Data records:

- - -

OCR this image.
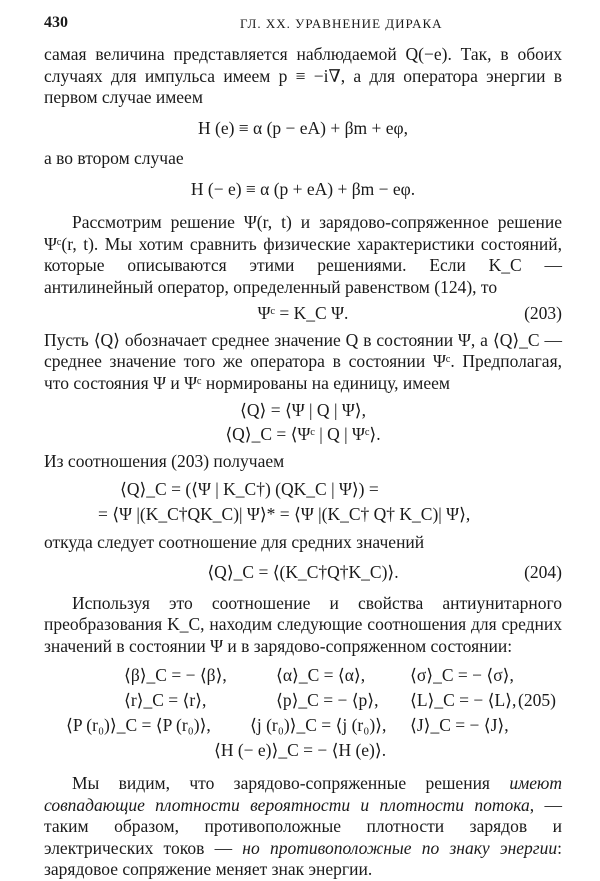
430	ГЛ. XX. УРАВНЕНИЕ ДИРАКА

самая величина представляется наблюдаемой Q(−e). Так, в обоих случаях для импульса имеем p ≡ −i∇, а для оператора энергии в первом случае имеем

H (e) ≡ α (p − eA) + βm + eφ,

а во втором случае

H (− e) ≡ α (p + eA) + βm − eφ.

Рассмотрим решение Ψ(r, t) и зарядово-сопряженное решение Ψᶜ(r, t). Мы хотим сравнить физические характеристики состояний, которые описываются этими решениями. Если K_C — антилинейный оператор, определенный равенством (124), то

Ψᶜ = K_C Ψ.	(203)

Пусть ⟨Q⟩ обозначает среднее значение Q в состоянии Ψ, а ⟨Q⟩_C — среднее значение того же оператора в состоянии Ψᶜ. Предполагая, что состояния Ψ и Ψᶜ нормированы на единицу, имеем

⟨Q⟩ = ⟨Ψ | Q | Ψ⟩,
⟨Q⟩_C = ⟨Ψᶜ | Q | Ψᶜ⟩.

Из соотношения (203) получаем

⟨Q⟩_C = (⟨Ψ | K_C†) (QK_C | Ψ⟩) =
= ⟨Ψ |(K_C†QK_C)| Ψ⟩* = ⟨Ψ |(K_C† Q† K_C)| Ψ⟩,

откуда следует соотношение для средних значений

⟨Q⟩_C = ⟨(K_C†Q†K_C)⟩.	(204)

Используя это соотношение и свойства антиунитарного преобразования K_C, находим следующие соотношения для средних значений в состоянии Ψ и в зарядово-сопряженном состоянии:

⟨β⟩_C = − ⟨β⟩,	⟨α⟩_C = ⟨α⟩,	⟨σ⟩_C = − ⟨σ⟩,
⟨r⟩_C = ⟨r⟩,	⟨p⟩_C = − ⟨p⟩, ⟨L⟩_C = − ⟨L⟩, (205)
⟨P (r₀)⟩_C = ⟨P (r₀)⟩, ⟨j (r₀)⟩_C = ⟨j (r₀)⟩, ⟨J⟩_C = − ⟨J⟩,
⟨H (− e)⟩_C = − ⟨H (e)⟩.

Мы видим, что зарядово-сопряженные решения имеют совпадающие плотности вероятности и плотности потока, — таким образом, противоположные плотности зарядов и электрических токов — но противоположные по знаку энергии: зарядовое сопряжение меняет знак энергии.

- - -

● **Given exercise**
Identify each line containing the string "случае" and copy it out.

● **Output**
самая величина представляется наблюдаемой Q(−e). Так, в обоих случаях для импульса имеем p ≡ −i∇, а для оператора энергии в первом случае имеем
а во втором случае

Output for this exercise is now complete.